***** Excerpted records

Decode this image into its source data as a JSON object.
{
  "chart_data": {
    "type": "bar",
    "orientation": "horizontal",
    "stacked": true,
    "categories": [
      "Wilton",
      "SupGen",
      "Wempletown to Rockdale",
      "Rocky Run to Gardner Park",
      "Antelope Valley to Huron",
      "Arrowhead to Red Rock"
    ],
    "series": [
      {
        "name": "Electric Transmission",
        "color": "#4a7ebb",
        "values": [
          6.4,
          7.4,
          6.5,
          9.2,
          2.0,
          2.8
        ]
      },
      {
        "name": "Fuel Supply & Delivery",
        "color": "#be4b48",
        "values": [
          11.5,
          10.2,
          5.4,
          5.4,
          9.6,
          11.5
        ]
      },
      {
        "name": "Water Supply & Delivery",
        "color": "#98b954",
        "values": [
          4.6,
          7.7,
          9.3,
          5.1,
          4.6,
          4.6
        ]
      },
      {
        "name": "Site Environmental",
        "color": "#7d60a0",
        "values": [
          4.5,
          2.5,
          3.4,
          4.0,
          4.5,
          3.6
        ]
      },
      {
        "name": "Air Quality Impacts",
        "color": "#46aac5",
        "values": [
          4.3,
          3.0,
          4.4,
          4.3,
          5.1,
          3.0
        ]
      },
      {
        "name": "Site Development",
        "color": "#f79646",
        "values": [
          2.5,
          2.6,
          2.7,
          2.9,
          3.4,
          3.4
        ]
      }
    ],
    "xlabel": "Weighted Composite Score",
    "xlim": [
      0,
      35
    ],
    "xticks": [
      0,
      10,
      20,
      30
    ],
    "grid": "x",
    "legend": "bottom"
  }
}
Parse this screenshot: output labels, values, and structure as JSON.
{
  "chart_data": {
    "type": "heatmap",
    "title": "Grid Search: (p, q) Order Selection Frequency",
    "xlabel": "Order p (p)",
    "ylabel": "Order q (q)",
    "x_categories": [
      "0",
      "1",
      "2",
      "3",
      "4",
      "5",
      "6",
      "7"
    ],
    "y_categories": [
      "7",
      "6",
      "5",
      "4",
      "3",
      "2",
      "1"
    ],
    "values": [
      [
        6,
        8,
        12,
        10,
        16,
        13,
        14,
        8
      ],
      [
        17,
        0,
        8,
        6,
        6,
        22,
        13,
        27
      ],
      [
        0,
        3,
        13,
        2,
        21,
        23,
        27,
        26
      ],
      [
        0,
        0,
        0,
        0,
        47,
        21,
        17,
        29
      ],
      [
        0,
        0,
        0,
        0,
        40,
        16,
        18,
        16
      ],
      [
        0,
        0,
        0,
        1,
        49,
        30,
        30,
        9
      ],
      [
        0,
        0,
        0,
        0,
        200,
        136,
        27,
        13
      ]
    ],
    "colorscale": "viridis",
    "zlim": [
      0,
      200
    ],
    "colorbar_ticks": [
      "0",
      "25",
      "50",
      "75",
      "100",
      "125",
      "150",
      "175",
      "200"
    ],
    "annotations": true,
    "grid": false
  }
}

**********

Print every entry exactly as it appears.

**Exercise solution:**
Decode this image into its source data as a JSON object.
{
  "chart_data": {
    "type": "bar",
    "orientation": "horizontal",
    "stacked": true,
    "categories": [
      "Wilton",
      "SupGen",
      "Wempletown to Rockdale",
      "Rocky Run to Gardner Park",
      "Antelope Valley to Huron",
      "Arrowhead to Red Rock"
    ],
    "series": [
      {
        "name": "Electric Transmission",
        "color": "#4a7ebb",
        "values": [
          6.4,
          7.4,
          6.5,
          9.2,
          2.0,
          2.8
        ]
      },
      {
        "name": "Fuel Supply & Delivery",
        "color": "#be4b48",
        "values": [
          11.5,
          10.2,
          5.4,
          5.4,
          9.6,
          11.5
        ]
      },
      {
        "name": "Water Supply & Delivery",
        "color": "#98b954",
        "values": [
          4.6,
          7.7,
          9.3,
          5.1,
          4.6,
          4.6
        ]
      },
      {
        "name": "Site Environmental",
        "color": "#7d60a0",
        "values": [
          4.5,
          2.5,
          3.4,
          4.0,
          4.5,
          3.6
        ]
      },
      {
        "name": "Air Quality Impacts",
        "color": "#46aac5",
        "values": [
          4.3,
          3.0,
          4.4,
          4.3,
          5.1,
          3.0
        ]
      },
      {
        "name": "Site Development",
        "color": "#f79646",
        "values": [
          2.5,
          2.6,
          2.7,
          2.9,
          3.4,
          3.4
        ]
      }
    ],
    "xlabel": "Weighted Composite Score",
    "xlim": [
      0,
      35
    ],
    "xticks": [
      0,
      10,
      20,
      30
    ],
    "grid": "x",
    "legend": "bottom"
  }
}
Parse this screenshot: output labels, values, and structure as JSON.
{
  "chart_data": {
    "type": "heatmap",
    "title": "Grid Search: (p, q) Order Selection Frequency",
    "xlabel": "Order p (p)",
    "ylabel": "Order q (q)",
    "x_categories": [
      "0",
      "1",
      "2",
      "3",
      "4",
      "5",
      "6",
      "7"
    ],
    "y_categories": [
      "7",
      "6",
      "5",
      "4",
      "3",
      "2",
      "1"
    ],
    "values": [
      [
        6,
        8,
        12,
        10,
        16,
        13,
        14,
        8
      ],
      [
        17,
        0,
        8,
        6,
        6,
        22,
        13,
        27
      ],
      [
        0,
        3,
        13,
        2,
        21,
        23,
        27,
        26
      ],
      [
        0,
        0,
        0,
        0,
        47,
        21,
        17,
        29
      ],
      [
        0,
        0,
        0,
        0,
        40,
        16,
        18,
        16
      ],
      [
        0,
        0,
        0,
        1,
        49,
        30,
        30,
        9
      ],
      [
        0,
        0,
        0,
        0,
        200,
        136,
        27,
        13
      ]
    ],
    "colorscale": "viridis",
    "zlim": [
      0,
      200
    ],
    "colorbar_ticks": [
      "0",
      "25",
      "50",
      "75",
      "100",
      "125",
      "150",
      "175",
      "200"
    ],
    "annotations": true,
    "grid": false
  }
}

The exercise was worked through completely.